What you have to do
Single out each line with the word "same" and copy it.

□ □ □

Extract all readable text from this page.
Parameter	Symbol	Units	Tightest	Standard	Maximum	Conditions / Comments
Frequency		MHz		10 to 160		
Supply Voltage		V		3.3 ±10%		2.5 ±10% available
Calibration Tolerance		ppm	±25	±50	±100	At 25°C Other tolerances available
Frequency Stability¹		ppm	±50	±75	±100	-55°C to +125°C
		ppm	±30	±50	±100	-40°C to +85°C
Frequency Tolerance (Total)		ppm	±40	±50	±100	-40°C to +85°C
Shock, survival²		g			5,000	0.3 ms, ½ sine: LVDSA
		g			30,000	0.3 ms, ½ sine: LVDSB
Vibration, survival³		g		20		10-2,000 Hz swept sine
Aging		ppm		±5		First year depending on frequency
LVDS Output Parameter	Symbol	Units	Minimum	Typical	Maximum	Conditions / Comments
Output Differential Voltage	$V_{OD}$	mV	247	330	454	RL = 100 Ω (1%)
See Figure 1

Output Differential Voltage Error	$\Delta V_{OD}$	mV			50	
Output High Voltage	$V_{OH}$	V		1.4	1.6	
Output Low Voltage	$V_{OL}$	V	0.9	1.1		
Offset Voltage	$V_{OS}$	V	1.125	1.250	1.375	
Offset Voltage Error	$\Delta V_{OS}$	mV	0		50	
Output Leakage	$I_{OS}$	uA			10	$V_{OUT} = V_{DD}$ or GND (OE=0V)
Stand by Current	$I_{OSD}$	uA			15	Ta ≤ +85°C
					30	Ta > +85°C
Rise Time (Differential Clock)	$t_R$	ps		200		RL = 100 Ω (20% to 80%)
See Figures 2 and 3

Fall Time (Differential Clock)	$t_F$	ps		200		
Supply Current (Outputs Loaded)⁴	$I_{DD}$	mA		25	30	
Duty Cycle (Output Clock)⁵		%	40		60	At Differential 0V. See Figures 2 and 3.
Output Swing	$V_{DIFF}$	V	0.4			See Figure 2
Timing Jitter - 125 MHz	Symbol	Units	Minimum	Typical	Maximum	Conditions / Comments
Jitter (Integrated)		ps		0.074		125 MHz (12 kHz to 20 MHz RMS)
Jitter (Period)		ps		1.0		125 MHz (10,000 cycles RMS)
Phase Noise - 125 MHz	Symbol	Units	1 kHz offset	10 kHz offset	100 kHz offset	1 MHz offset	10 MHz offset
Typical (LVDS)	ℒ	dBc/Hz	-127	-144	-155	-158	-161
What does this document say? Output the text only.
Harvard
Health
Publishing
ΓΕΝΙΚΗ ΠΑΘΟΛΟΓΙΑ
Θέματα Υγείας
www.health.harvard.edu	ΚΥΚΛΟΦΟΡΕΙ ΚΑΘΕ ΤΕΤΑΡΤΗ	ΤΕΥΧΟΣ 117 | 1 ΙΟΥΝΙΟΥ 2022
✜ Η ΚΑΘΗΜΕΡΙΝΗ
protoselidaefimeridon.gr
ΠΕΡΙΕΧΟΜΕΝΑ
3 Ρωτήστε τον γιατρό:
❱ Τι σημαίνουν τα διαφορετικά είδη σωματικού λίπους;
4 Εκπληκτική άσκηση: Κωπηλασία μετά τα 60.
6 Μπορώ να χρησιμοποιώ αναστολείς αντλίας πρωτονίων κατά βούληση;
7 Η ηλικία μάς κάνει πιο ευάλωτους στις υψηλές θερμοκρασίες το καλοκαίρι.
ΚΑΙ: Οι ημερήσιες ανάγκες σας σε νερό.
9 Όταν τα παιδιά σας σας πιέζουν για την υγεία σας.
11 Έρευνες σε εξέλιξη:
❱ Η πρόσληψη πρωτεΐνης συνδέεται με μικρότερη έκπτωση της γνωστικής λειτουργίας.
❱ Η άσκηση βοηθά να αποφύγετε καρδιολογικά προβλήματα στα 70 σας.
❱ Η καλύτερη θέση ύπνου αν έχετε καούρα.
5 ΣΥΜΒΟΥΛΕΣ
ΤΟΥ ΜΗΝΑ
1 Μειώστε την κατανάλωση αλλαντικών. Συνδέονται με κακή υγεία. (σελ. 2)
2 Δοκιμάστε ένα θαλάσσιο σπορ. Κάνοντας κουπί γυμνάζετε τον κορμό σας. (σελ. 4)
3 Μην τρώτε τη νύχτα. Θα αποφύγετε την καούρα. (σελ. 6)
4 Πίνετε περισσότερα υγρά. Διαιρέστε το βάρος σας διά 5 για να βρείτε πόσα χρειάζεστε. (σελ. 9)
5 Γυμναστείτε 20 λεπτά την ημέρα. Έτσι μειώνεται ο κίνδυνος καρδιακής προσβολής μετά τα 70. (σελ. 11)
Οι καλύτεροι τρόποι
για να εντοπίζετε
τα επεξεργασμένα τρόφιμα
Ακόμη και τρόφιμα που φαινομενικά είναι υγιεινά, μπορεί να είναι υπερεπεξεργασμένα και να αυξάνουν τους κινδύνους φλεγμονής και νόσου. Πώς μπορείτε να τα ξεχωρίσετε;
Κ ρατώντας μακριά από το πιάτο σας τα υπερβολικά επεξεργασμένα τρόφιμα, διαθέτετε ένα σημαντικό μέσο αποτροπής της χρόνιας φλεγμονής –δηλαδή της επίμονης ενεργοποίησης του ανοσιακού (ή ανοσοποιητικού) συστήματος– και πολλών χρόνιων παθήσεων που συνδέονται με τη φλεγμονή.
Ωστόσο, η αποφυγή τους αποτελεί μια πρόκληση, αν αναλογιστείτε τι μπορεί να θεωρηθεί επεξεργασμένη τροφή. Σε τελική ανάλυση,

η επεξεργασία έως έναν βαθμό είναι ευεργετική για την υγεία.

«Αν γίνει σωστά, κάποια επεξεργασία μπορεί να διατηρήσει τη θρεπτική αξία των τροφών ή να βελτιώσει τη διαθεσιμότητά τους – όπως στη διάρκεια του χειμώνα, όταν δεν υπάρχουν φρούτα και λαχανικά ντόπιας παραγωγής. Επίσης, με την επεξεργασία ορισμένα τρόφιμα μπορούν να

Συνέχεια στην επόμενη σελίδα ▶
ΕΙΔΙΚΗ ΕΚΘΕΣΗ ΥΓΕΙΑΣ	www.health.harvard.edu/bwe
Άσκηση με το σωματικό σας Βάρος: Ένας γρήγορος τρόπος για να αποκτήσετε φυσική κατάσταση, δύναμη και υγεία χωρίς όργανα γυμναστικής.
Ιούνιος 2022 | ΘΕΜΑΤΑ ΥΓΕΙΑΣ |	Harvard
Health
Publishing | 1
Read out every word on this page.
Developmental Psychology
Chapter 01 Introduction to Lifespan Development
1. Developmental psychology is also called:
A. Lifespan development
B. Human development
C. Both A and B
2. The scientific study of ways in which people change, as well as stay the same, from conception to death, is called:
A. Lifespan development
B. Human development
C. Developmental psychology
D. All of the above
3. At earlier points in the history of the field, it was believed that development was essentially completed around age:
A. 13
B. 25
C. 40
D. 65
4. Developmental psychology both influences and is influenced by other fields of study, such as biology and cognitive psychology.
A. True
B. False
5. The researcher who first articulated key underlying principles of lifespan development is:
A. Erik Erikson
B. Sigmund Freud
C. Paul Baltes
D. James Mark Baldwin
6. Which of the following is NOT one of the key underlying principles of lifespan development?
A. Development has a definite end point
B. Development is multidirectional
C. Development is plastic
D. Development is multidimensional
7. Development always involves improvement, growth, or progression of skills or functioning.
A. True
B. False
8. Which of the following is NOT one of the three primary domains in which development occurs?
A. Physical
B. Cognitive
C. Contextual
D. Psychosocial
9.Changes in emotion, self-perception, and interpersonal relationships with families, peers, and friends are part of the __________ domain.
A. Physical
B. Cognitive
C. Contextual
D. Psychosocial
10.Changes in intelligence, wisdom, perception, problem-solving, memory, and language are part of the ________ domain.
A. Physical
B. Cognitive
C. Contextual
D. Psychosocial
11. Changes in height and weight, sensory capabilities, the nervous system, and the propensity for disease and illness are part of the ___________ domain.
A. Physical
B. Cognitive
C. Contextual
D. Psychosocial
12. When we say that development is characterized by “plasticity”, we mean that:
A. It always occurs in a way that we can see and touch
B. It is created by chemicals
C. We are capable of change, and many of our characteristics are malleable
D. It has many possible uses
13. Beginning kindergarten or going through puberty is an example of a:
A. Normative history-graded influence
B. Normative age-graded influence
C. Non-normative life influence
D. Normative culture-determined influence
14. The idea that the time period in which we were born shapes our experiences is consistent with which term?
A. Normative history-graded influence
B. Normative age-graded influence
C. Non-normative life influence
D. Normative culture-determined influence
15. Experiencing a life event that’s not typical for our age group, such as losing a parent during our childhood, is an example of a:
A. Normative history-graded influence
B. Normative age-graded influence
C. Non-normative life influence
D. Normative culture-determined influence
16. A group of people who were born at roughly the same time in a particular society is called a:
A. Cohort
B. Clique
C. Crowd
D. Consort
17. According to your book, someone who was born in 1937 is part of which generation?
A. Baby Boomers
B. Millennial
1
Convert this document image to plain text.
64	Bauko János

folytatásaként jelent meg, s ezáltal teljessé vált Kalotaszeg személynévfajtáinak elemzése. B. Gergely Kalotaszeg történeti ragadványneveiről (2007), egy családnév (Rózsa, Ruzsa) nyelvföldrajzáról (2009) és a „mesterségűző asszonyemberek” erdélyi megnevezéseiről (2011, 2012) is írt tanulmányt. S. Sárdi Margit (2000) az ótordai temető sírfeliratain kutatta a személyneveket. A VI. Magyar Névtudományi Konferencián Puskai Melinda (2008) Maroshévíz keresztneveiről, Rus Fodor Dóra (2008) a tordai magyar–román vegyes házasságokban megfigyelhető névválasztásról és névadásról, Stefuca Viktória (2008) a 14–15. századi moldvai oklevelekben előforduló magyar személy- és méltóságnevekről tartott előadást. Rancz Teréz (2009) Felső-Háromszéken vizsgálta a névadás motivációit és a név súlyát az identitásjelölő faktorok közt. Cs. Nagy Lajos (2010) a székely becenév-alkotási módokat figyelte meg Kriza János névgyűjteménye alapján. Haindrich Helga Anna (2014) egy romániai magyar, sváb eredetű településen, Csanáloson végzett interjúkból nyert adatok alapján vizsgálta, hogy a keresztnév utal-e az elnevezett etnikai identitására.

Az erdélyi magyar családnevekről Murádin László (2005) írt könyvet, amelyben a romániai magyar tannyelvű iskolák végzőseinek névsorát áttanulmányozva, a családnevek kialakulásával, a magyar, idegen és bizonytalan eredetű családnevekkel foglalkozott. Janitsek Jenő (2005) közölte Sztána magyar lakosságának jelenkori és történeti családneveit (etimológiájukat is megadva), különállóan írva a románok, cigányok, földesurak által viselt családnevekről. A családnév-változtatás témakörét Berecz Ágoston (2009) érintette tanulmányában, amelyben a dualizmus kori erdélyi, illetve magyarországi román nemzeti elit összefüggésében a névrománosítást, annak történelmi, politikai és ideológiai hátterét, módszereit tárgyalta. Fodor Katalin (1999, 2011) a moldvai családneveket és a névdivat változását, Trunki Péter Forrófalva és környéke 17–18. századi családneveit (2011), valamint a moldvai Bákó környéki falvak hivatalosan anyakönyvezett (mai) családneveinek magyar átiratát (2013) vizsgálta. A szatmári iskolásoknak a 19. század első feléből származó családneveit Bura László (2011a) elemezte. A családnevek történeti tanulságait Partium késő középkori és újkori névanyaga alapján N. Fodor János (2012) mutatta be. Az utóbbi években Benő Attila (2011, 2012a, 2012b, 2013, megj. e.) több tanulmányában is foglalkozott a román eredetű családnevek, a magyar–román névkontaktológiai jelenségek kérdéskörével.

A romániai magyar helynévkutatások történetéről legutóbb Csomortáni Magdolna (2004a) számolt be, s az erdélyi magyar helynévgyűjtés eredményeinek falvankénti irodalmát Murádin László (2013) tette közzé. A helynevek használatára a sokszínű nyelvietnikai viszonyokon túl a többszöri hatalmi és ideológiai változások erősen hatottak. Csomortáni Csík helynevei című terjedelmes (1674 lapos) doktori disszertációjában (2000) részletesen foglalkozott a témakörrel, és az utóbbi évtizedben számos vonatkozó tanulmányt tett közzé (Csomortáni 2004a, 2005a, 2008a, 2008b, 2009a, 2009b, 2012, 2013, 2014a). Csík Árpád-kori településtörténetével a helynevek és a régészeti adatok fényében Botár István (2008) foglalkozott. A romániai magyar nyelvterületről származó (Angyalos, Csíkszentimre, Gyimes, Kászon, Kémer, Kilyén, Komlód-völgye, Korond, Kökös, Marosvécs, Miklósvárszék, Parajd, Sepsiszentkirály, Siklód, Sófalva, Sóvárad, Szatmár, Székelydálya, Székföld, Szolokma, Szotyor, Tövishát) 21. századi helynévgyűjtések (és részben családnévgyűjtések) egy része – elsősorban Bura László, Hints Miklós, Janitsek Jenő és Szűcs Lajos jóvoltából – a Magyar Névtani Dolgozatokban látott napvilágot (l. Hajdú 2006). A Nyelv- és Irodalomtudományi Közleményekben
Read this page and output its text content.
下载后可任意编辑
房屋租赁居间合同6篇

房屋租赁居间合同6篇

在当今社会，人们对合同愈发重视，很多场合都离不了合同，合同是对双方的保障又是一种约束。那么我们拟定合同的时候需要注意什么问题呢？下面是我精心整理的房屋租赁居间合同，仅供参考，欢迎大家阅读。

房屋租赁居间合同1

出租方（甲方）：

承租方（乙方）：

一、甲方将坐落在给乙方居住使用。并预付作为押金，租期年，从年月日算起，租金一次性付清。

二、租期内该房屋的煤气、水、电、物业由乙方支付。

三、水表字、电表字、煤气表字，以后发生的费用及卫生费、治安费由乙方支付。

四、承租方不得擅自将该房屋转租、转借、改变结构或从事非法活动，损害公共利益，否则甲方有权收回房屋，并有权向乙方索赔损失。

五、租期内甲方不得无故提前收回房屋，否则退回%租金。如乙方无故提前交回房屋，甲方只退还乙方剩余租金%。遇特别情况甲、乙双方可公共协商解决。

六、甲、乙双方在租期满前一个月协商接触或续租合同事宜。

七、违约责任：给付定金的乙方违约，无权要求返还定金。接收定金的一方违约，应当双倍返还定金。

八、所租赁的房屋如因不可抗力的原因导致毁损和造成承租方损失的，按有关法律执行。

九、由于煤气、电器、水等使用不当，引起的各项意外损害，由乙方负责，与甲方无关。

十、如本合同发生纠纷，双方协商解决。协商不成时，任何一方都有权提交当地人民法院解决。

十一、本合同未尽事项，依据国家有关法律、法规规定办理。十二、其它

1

□ □ □

Answer in full
2. The scientific study of ways in which people change, as well as stay the same, from conception to death, is called:
16. A group of people who were born at roughly the same time in a particular society is called a:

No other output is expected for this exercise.